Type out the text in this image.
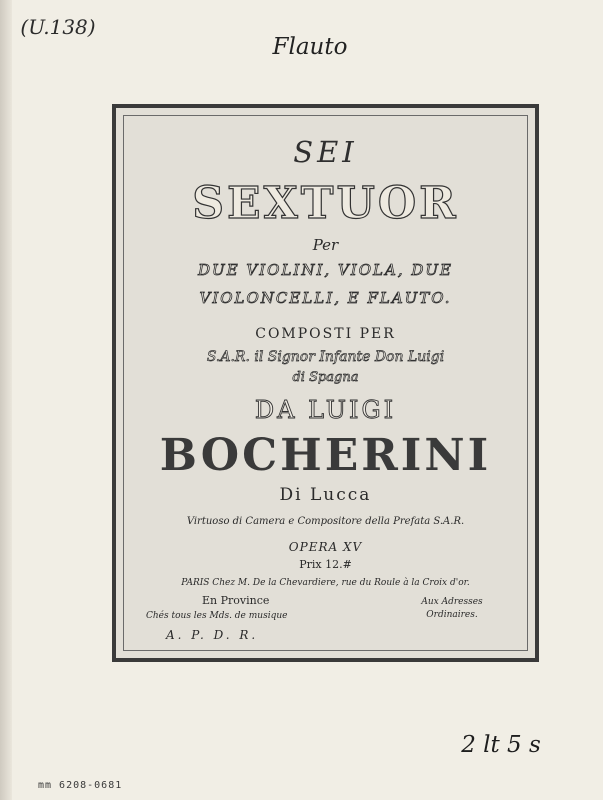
(U.138)
Flauto
SEI
SEXTUOR
Per
DUE VIOLINI, VIOLA, DUE
VIOLONCELLI, E FLAUTO.
COMPOSTI PER
S.A.R. il Signor Infante Don Luigi
di Spagna
DA LUIGI
BOCHERINI
Di Lucca
Virtuoso di Camera e Compositore della Prefata S.A.R.
OPERA XV
Prix 12.#
PARIS Chez M. De la Chevardiere, rue du Roule à la Croix d'or.
En Province
Chés tous les Mds. de musique
Aux Adresses
Ordinaires.
A. P. D. R.
2 lt 5 s
mm 6208-0681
__________
* _Your objective_
Reproduce the full material exactly, excluding the pictures.

* _Result of this exercise_
Type out the text in this image.
(U.138)
Flauto
SEI
SEXTUOR
Per
DUE VIOLINI, VIOLA, DUE
VIOLONCELLI, E FLAUTO.
COMPOSTI PER
S.A.R. il Signor Infante Don Luigi
di Spagna
DA LUIGI
BOCHERINI
Di Lucca
Virtuoso di Camera e Compositore della Prefata S.A.R.
OPERA XV
Prix 12.#
PARIS Chez M. De la Chevardiere, rue du Roule à la Croix d'or.
En Province
Chés tous les Mds. de musique
Aux Adresses
Ordinaires.
A. P. D. R.
2 lt 5 s
mm 6208-0681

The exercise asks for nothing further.